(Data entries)
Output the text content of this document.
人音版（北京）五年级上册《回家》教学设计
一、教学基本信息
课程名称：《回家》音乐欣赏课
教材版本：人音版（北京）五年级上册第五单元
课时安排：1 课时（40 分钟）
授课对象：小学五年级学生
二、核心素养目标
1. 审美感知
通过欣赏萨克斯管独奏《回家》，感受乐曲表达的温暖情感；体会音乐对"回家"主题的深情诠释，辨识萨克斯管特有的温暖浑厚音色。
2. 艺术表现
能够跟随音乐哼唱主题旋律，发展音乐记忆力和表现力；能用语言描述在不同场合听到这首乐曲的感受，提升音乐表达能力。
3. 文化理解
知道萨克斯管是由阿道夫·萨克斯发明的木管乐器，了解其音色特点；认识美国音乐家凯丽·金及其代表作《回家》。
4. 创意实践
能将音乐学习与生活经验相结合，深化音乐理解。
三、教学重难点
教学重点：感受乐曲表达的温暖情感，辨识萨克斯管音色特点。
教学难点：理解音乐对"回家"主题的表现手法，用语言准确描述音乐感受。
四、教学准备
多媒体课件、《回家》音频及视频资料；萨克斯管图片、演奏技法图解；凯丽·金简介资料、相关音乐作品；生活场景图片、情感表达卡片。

---

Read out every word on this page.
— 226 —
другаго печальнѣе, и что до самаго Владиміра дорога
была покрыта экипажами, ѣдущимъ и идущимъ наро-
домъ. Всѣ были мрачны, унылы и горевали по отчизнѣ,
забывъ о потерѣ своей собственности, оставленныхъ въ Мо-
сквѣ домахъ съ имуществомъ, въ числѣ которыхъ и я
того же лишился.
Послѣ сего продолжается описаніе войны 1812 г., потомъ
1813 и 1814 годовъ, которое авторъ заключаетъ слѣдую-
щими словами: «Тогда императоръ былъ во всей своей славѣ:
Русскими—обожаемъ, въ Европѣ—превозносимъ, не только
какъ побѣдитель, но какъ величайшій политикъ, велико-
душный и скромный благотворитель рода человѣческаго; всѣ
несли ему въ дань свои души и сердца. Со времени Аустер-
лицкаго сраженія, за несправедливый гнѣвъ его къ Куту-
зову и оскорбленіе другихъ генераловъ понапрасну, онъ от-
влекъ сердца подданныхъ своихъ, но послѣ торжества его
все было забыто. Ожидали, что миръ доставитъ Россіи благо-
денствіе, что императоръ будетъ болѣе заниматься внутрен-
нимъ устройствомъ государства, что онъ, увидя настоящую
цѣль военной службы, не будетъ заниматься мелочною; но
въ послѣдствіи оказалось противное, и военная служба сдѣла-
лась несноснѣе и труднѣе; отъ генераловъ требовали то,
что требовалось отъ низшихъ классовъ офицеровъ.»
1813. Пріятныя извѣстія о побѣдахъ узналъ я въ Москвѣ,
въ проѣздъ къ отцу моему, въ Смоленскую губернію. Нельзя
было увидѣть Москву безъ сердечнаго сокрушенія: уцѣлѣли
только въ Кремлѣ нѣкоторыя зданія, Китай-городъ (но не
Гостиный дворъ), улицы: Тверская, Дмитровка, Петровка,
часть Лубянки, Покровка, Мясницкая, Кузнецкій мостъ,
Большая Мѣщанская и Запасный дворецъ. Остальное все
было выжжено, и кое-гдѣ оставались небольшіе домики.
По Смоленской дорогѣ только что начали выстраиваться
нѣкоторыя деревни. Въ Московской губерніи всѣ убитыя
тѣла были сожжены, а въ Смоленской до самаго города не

Task brief |
Counting only lines of the data above that hold "Смоленской", report the total and nothing else.

Result for this task |
2